EXERCISE TASK -
From the listing below, pull each line that includes "mention".

═══ DATA FOR THIS EXERCISE ═══

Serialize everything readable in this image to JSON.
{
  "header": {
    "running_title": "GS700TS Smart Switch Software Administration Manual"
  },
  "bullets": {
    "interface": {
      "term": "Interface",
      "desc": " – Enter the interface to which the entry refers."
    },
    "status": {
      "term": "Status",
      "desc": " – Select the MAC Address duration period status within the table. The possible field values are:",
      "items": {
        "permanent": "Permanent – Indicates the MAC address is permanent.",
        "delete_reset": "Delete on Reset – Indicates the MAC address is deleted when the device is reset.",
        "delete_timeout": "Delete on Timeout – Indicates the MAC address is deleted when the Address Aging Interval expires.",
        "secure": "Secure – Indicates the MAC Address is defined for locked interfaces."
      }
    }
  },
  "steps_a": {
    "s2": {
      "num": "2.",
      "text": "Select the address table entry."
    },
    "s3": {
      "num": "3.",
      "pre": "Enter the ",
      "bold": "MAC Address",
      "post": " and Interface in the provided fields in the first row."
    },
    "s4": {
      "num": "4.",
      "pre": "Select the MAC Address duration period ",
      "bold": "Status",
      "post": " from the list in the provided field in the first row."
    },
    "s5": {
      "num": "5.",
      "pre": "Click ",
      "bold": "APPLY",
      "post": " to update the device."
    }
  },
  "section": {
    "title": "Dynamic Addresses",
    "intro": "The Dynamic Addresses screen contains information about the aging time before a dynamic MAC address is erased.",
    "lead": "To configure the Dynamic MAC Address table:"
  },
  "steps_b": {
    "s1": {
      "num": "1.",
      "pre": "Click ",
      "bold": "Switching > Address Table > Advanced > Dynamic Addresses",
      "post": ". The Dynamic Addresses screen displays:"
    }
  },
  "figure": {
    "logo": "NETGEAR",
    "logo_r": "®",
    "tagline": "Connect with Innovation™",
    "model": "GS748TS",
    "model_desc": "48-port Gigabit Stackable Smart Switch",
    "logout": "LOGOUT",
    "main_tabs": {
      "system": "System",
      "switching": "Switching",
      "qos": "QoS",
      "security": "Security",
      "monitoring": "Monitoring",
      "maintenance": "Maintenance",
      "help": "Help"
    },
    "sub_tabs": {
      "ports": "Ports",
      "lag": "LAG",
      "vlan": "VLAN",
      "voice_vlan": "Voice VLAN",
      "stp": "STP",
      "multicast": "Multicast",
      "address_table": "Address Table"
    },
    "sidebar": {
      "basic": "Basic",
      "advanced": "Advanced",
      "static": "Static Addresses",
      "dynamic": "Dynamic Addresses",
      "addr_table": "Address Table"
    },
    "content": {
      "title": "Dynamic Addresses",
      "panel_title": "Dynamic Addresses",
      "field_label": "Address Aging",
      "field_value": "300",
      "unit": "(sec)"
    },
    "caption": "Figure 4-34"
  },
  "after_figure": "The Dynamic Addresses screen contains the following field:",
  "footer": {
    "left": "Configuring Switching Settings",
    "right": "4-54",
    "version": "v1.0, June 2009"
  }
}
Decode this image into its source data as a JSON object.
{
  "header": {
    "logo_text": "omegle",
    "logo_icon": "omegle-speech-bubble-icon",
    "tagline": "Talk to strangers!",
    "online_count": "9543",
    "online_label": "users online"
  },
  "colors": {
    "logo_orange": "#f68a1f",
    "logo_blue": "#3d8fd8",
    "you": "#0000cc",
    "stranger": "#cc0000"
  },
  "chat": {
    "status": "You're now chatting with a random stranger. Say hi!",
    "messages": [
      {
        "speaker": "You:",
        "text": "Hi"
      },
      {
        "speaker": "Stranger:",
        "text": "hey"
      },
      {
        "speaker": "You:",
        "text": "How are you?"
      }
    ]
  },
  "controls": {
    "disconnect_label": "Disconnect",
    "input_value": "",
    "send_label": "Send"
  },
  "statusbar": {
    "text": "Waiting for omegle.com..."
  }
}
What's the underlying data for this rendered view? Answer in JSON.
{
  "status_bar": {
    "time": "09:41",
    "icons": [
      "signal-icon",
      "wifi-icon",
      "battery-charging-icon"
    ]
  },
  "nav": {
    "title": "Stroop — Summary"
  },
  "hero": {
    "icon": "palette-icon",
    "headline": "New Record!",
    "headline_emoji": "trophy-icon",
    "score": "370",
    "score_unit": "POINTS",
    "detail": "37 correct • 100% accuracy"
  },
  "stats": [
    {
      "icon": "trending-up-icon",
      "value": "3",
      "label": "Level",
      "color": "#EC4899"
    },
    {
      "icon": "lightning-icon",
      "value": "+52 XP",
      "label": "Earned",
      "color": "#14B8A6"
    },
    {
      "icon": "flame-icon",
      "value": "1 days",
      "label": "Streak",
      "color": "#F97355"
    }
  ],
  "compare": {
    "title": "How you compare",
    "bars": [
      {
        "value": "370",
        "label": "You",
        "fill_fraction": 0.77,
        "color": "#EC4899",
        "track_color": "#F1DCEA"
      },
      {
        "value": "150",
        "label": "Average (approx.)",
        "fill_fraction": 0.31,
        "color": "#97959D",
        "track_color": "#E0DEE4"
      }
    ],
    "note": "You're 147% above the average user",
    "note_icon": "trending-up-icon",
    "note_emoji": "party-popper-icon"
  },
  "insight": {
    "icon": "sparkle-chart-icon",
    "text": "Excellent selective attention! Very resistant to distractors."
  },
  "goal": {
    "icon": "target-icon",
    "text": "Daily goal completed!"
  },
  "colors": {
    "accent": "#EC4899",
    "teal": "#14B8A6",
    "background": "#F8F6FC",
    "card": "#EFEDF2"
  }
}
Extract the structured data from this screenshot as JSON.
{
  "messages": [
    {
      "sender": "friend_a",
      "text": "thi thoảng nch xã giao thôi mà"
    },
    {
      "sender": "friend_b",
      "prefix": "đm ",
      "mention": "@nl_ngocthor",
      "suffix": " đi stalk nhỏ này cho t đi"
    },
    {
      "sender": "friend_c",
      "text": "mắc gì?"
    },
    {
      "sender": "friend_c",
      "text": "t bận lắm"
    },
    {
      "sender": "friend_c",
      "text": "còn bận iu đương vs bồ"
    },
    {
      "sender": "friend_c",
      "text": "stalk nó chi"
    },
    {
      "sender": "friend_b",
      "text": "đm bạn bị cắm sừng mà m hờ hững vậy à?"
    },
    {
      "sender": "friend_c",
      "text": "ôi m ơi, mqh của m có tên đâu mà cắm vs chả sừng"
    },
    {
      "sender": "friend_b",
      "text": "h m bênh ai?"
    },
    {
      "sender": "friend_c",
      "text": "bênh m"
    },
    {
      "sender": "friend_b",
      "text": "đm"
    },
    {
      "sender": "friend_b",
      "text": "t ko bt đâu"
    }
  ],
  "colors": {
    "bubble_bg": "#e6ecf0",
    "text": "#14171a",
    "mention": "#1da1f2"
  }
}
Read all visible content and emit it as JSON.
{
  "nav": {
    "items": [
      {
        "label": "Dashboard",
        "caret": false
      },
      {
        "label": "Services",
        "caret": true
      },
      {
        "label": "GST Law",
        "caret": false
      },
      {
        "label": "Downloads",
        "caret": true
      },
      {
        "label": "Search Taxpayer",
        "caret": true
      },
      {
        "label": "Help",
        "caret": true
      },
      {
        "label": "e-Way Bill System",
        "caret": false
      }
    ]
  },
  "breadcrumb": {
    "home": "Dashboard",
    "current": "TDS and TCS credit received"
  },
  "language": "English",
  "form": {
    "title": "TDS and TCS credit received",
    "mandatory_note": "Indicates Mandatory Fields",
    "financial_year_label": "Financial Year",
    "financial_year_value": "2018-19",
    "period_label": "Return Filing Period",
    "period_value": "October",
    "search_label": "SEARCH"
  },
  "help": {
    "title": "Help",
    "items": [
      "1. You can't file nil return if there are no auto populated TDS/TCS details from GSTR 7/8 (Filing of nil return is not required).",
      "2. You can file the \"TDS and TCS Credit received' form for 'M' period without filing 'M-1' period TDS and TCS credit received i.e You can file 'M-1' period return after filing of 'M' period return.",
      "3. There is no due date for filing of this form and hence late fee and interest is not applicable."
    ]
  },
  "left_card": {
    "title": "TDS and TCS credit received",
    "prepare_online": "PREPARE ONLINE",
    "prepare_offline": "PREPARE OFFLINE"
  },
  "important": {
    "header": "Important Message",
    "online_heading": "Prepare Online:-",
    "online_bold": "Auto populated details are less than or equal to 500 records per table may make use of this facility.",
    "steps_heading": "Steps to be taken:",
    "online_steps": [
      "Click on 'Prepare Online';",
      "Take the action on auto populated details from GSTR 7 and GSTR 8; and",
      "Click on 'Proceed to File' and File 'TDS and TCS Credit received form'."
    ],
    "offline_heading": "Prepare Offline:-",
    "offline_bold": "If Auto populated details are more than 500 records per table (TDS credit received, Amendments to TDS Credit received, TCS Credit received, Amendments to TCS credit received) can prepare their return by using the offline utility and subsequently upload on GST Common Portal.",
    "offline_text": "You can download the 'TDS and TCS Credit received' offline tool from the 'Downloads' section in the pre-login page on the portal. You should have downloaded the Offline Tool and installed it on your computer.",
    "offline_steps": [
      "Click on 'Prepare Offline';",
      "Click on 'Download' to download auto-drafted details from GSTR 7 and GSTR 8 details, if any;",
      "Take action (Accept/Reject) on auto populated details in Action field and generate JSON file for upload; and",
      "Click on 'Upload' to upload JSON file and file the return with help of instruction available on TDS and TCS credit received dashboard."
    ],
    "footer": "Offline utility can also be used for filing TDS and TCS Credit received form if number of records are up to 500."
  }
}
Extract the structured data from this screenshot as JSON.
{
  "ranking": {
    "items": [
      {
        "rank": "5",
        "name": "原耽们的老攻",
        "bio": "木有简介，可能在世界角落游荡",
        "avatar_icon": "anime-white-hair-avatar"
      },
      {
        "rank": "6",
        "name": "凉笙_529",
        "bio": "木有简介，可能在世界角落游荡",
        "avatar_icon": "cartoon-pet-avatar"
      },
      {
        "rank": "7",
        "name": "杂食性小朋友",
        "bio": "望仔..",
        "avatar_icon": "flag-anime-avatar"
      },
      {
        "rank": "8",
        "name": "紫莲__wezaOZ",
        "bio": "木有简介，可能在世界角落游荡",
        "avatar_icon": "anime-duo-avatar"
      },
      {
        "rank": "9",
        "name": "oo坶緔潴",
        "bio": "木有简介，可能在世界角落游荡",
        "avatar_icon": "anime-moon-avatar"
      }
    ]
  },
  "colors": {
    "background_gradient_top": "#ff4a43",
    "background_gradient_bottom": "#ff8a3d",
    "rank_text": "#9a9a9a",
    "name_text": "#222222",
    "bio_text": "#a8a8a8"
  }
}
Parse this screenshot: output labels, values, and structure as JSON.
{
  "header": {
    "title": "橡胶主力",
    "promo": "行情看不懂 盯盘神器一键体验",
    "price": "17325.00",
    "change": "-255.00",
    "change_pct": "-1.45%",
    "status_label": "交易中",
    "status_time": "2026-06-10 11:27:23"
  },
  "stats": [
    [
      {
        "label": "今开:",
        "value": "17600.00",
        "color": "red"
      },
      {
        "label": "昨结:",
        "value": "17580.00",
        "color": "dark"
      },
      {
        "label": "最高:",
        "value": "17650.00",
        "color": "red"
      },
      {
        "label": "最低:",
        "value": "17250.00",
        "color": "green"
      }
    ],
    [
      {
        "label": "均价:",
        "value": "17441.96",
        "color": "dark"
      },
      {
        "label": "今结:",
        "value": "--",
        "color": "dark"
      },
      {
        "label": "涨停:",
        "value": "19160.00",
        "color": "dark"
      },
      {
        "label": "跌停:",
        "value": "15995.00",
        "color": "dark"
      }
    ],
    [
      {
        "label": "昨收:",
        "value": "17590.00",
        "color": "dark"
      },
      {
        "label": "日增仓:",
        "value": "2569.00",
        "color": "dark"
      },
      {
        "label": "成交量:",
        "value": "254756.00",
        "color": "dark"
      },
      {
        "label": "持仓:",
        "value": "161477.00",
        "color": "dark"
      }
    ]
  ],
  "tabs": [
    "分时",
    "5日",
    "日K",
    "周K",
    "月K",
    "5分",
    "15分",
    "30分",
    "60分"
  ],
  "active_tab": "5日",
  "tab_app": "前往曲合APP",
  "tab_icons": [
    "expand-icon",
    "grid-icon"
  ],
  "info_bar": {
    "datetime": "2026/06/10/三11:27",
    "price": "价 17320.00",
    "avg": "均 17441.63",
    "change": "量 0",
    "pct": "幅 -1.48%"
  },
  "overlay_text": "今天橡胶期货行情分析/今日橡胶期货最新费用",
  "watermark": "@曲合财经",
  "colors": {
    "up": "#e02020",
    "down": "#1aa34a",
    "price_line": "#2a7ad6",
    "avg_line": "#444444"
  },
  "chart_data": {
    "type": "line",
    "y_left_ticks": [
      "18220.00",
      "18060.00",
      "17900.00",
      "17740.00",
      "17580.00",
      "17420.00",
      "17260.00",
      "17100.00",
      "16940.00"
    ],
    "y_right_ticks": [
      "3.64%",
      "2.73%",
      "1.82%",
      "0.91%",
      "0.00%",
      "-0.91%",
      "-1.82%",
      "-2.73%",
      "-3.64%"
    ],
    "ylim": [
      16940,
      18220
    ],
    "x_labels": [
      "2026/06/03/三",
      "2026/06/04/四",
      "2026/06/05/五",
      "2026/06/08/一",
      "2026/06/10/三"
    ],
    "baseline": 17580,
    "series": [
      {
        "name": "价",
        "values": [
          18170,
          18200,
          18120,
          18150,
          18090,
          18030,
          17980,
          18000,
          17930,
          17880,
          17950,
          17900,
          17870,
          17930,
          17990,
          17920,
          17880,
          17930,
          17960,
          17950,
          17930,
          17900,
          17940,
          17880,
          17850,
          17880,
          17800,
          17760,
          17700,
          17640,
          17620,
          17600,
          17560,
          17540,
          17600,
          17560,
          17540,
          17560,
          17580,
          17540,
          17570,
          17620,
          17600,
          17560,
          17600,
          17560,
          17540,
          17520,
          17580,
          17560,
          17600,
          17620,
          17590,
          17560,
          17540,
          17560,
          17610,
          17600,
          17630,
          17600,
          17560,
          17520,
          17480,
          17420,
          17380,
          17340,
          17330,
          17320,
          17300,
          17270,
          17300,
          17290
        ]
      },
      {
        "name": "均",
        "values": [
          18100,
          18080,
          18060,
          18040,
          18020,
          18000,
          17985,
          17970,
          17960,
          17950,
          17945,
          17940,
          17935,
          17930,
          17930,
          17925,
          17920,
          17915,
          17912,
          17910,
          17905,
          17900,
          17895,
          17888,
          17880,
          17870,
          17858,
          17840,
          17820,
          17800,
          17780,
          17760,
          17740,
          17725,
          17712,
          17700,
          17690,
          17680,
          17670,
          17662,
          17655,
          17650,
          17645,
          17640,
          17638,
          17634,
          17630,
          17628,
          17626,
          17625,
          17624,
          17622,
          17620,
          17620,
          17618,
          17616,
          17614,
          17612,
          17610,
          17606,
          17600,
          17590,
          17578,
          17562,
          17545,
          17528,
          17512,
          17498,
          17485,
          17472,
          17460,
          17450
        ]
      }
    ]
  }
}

═══

ANSWER TO THE PROBLEM -
      "mention": "@nl_ngocthor",
    "mention": "#1da1f2"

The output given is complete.